Write the material out again exactly.

> Data shown
== == ==

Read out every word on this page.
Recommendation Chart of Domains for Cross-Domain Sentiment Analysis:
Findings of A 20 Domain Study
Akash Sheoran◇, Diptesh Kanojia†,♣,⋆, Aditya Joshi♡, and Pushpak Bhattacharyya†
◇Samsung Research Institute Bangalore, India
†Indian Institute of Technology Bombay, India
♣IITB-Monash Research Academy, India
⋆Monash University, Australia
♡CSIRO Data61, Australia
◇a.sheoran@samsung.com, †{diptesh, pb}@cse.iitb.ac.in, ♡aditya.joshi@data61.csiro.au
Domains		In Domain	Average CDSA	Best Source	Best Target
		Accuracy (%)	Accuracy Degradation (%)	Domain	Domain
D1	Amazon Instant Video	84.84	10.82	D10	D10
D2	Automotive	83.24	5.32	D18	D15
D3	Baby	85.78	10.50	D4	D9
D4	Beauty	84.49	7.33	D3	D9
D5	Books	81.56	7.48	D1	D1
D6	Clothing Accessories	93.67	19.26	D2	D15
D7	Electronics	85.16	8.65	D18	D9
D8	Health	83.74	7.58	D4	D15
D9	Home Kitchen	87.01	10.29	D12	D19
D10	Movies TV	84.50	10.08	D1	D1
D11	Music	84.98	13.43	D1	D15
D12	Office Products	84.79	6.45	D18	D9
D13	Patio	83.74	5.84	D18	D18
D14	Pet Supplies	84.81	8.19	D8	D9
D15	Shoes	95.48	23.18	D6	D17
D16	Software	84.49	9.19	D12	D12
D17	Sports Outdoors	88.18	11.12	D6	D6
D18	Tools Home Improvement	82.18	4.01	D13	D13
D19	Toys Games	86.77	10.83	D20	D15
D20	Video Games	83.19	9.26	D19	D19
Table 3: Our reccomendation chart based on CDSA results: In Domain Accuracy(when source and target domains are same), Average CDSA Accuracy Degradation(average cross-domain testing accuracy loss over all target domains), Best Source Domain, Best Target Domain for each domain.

== == ==

> Written response
Read out every word on this page.
Recommendation Chart of Domains for Cross-Domain Sentiment Analysis:
Findings of A 20 Domain Study
Akash Sheoran◇, Diptesh Kanojia†,♣,⋆, Aditya Joshi♡, and Pushpak Bhattacharyya†
◇Samsung Research Institute Bangalore, India
†Indian Institute of Technology Bombay, India
♣IITB-Monash Research Academy, India
⋆Monash University, Australia
♡CSIRO Data61, Australia
◇a.sheoran@samsung.com, †{diptesh, pb}@cse.iitb.ac.in, ♡aditya.joshi@data61.csiro.au
Domains		In Domain	Average CDSA	Best Source	Best Target
		Accuracy (%)	Accuracy Degradation (%)	Domain	Domain
D1	Amazon Instant Video	84.84	10.82	D10	D10
D2	Automotive	83.24	5.32	D18	D15
D3	Baby	85.78	10.50	D4	D9
D4	Beauty	84.49	7.33	D3	D9
D5	Books	81.56	7.48	D1	D1
D6	Clothing Accessories	93.67	19.26	D2	D15
D7	Electronics	85.16	8.65	D18	D9
D8	Health	83.74	7.58	D4	D15
D9	Home Kitchen	87.01	10.29	D12	D19
D10	Movies TV	84.50	10.08	D1	D1
D11	Music	84.98	13.43	D1	D15
D12	Office Products	84.79	6.45	D18	D9
D13	Patio	83.74	5.84	D18	D18
D14	Pet Supplies	84.81	8.19	D8	D9
D15	Shoes	95.48	23.18	D6	D17
D16	Software	84.49	9.19	D12	D12
D17	Sports Outdoors	88.18	11.12	D6	D6
D18	Tools Home Improvement	82.18	4.01	D13	D13
D19	Toys Games	86.77	10.83	D20	D15
D20	Video Games	83.19	9.26	D19	D19
Table 3: Our reccomendation chart based on CDSA results: In Domain Accuracy(when source and target domains are same), Average CDSA Accuracy Degradation(average cross-domain testing accuracy loss over all target domains), Best Source Domain, Best Target Domain for each domain.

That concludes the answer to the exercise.